_WHAT THE TASK ASKS:_
Gather every line of the entries that includes the word "commercial".

** BEGIN INFORMATION SHOWN **

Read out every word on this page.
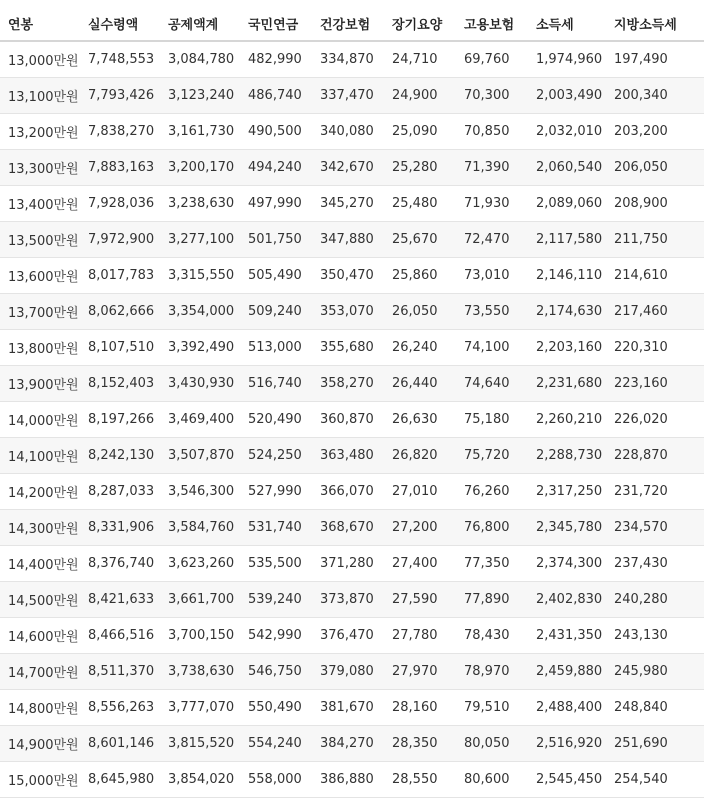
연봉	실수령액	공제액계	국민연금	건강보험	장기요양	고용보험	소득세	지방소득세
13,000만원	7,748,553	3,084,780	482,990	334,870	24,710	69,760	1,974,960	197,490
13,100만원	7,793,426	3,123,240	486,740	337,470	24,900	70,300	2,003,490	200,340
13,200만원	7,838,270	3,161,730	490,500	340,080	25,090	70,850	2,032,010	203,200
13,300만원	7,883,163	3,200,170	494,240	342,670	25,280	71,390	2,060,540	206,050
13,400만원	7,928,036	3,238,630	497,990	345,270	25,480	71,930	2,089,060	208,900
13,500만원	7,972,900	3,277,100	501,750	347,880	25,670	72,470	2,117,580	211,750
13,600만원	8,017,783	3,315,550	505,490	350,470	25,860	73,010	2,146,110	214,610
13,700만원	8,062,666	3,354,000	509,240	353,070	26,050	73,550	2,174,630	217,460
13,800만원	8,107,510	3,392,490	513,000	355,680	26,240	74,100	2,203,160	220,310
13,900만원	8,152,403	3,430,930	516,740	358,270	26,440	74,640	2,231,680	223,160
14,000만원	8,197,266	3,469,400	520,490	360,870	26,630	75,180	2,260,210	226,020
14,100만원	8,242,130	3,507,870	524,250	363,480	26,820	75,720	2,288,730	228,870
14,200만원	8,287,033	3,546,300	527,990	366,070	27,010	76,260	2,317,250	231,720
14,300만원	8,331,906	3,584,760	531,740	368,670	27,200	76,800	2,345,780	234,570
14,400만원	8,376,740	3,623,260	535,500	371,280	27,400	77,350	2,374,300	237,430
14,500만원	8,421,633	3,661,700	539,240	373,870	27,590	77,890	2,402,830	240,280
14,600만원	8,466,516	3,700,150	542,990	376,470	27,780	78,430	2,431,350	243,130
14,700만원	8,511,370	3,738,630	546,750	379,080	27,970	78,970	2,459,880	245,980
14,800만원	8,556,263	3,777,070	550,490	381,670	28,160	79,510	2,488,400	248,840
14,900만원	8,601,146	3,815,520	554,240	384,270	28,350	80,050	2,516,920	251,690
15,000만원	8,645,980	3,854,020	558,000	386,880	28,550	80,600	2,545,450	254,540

** END INFORMATION SHOWN **
** BEGIN INFORMATION SHOWN **

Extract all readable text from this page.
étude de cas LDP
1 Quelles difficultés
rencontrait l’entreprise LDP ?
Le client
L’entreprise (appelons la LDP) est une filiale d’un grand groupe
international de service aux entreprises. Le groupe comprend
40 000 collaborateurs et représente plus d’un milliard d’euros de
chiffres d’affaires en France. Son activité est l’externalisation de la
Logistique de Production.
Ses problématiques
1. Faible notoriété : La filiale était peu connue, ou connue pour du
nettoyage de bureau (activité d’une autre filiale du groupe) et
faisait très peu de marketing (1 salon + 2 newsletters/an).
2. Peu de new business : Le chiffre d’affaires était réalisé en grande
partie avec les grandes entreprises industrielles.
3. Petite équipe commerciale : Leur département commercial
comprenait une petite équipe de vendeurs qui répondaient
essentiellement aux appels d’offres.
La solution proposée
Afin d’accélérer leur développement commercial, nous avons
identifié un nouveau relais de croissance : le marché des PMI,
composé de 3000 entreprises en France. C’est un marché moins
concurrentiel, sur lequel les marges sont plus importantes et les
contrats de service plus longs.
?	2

** END INFORMATION SHOWN **

_SOLUTION FOR THIS TASK:_
3. Petite équipe commerciale : Leur département commercial
Afin d’accélérer leur développement commercial, nous avons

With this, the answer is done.